(Entries drawn from a collection)
= = = =
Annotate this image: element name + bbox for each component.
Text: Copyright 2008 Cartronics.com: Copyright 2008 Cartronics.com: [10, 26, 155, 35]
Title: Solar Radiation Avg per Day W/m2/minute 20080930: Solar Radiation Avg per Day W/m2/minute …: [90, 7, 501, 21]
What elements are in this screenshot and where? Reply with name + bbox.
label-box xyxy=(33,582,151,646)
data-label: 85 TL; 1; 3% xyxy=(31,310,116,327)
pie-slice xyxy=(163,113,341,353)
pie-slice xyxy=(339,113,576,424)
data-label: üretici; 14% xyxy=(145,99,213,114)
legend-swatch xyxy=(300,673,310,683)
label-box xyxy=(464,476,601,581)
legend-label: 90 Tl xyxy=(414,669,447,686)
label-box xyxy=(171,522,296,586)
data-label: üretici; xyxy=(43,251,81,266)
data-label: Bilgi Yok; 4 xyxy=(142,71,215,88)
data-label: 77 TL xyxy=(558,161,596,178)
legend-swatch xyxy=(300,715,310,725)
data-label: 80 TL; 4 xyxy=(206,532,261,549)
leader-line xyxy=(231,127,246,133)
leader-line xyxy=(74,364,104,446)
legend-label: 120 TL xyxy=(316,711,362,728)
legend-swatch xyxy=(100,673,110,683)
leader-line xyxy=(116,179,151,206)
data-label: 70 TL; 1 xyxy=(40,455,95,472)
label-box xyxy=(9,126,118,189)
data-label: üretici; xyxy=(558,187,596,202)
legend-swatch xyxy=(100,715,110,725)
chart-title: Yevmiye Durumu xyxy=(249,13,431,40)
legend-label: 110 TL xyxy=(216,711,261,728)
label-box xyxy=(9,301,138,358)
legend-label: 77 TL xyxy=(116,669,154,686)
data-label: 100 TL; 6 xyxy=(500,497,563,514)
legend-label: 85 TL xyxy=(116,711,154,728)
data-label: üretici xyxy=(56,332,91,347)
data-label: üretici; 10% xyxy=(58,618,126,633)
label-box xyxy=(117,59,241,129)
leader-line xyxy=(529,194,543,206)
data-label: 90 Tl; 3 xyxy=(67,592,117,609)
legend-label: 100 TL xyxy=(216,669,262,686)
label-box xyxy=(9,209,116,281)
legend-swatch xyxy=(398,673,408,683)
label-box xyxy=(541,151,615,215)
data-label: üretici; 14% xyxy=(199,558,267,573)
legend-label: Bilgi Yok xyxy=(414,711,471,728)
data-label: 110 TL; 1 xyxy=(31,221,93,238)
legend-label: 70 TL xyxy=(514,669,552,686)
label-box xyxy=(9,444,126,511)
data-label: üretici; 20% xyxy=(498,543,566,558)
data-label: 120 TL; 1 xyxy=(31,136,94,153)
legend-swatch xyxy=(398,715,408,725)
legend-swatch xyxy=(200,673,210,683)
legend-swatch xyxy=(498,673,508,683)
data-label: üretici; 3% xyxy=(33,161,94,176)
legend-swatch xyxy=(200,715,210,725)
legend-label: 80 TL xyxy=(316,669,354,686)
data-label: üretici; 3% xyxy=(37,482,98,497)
= = = =
■ **What needs to be done**
Give the lines running from the start of the records through the line containing "Title: Solar Radiation", inclusive, as a JSON list of strings, one string per line, with blank lines omitted.

■ **Output**
[
  "Annotate this image: element name + bbox for each component.",
  "Text: Copyright 2008 Cartronics.com: Copyright 2008 Cartronics.com: [10, 26, 155, 35]",
  "Title: Solar Radiation Avg per Day W/m2/minute 20080930: Solar Radiation Avg per Day W/m2/minute …: [90, 7, 501, 21]"
]